### What to do:
Make an exact copy of all the data.

### Stored data:

• • • • •

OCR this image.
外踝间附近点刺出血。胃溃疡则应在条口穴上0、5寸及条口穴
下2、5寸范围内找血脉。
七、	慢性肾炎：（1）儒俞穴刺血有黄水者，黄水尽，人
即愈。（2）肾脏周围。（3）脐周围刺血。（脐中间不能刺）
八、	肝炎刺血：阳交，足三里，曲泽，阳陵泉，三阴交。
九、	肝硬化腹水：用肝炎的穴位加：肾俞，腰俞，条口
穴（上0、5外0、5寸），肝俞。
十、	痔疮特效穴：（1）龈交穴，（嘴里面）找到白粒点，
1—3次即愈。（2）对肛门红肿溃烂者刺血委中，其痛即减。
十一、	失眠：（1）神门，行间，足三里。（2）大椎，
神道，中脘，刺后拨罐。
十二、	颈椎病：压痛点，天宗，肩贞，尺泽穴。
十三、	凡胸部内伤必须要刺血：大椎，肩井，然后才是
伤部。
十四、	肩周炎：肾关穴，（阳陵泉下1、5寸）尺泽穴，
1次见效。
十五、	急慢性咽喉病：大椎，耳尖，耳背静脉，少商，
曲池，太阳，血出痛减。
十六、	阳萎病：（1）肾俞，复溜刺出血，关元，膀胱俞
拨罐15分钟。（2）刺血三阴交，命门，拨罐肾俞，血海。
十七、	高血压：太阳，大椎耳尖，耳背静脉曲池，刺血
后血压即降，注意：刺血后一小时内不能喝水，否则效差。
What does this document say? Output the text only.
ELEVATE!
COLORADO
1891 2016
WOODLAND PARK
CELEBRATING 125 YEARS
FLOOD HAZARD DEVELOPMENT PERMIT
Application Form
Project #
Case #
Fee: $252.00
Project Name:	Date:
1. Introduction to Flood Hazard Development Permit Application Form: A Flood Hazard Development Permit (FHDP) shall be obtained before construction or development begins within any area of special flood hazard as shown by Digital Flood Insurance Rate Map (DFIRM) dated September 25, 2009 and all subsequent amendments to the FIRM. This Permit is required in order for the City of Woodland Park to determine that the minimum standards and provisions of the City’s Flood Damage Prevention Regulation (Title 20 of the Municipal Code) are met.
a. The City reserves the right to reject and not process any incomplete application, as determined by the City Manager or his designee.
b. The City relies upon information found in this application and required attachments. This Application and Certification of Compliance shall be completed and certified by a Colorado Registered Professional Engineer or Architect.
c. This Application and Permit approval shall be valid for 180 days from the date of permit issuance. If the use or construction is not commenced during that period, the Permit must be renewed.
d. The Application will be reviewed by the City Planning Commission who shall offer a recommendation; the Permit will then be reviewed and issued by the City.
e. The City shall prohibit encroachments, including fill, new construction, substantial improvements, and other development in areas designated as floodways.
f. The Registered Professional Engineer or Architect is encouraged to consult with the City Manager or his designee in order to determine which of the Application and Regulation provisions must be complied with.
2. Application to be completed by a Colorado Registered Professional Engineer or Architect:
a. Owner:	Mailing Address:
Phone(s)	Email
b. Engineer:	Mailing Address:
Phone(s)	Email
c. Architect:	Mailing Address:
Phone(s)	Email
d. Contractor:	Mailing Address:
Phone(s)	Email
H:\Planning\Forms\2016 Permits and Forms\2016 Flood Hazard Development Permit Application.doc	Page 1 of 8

• • • • •

### Exercise response:
OCR this image.
外踝间附近点刺出血。胃溃疡则应在条口穴上0、5寸及条口穴
下2、5寸范围内找血脉。
七、	慢性肾炎：（1）儒俞穴刺血有黄水者，黄水尽，人
即愈。（2）肾脏周围。（3）脐周围刺血。（脐中间不能刺）
八、	肝炎刺血：阳交，足三里，曲泽，阳陵泉，三阴交。
九、	肝硬化腹水：用肝炎的穴位加：肾俞，腰俞，条口
穴（上0、5外0、5寸），肝俞。
十、	痔疮特效穴：（1）龈交穴，（嘴里面）找到白粒点，
1—3次即愈。（2）对肛门红肿溃烂者刺血委中，其痛即减。
十一、	失眠：（1）神门，行间，足三里。（2）大椎，
神道，中脘，刺后拨罐。
十二、	颈椎病：压痛点，天宗，肩贞，尺泽穴。
十三、	凡胸部内伤必须要刺血：大椎，肩井，然后才是
伤部。
十四、	肩周炎：肾关穴，（阳陵泉下1、5寸）尺泽穴，
1次见效。
十五、	急慢性咽喉病：大椎，耳尖，耳背静脉，少商，
曲池，太阳，血出痛减。
十六、	阳萎病：（1）肾俞，复溜刺出血，关元，膀胱俞
拨罐15分钟。（2）刺血三阴交，命门，拨罐肾俞，血海。
十七、	高血压：太阳，大椎耳尖，耳背静脉曲池，刺血
后血压即降，注意：刺血后一小时内不能喝水，否则效差。
What does this document say? Output the text only.
ELEVATE!
COLORADO
1891 2016
WOODLAND PARK
CELEBRATING 125 YEARS
FLOOD HAZARD DEVELOPMENT PERMIT
Application Form
Project #
Case #
Fee: $252.00
Project Name:	Date:
1. Introduction to Flood Hazard Development Permit Application Form: A Flood Hazard Development Permit (FHDP) shall be obtained before construction or development begins within any area of special flood hazard as shown by Digital Flood Insurance Rate Map (DFIRM) dated September 25, 2009 and all subsequent amendments to the FIRM. This Permit is required in order for the City of Woodland Park to determine that the minimum standards and provisions of the City’s Flood Damage Prevention Regulation (Title 20 of the Municipal Code) are met.
a. The City reserves the right to reject and not process any incomplete application, as determined by the City Manager or his designee.
b. The City relies upon information found in this application and required attachments. This Application and Certification of Compliance shall be completed and certified by a Colorado Registered Professional Engineer or Architect.
c. This Application and Permit approval shall be valid for 180 days from the date of permit issuance. If the use or construction is not commenced during that period, the Permit must be renewed.
d. The Application will be reviewed by the City Planning Commission who shall offer a recommendation; the Permit will then be reviewed and issued by the City.
e. The City shall prohibit encroachments, including fill, new construction, substantial improvements, and other development in areas designated as floodways.
f. The Registered Professional Engineer or Architect is encouraged to consult with the City Manager or his designee in order to determine which of the Application and Regulation provisions must be complied with.
2. Application to be completed by a Colorado Registered Professional Engineer or Architect:
a. Owner:	Mailing Address:
Phone(s)	Email
b. Engineer:	Mailing Address:
Phone(s)	Email
c. Architect:	Mailing Address:
Phone(s)	Email
d. Contractor:	Mailing Address:
Phone(s)	Email
H:\Planning\Forms\2016 Permits and Forms\2016 Flood Hazard Development Permit Application.doc	Page 1 of 8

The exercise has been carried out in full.